*Directive*. Find every line with the word "dish" and report how many there are, without any other text.

*Listed entries*.
━━━

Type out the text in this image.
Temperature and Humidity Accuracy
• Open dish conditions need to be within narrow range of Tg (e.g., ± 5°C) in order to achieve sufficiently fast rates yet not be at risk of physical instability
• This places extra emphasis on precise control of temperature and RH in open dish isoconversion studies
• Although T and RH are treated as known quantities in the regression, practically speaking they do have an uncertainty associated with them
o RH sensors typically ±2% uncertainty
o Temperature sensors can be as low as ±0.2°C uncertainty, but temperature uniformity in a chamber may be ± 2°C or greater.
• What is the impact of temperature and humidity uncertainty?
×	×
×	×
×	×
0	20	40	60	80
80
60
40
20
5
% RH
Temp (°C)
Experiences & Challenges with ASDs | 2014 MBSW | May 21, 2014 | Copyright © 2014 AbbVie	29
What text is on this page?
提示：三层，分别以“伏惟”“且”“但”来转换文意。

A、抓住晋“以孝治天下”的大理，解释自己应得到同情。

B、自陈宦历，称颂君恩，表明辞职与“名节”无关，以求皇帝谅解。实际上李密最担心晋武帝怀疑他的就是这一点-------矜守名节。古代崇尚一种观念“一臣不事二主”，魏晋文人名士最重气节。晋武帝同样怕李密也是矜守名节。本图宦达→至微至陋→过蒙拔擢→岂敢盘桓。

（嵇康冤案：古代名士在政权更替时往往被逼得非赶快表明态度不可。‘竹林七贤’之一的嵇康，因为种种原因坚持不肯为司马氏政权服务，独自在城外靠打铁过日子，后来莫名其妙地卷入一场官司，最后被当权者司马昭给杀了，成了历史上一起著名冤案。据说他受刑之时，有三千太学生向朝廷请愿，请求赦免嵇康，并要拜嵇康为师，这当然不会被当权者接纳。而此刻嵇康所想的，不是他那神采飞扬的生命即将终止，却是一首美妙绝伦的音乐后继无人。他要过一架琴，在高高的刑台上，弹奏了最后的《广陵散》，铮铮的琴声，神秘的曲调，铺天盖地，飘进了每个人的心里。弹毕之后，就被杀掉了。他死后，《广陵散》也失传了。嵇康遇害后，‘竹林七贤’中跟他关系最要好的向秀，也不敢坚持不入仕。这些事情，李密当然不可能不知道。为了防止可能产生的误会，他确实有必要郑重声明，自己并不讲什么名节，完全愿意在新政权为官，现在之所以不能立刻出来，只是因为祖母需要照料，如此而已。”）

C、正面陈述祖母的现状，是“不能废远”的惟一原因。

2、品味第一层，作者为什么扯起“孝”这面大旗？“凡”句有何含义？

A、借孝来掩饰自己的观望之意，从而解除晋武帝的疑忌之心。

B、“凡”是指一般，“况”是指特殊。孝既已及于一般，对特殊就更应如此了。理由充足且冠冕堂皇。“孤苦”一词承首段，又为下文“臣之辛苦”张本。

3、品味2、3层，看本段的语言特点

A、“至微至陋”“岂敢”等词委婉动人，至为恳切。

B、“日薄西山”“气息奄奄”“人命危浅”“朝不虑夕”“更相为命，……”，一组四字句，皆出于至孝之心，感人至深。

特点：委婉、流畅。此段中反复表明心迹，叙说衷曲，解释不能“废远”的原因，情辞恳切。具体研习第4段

━━━

*Answer*. 2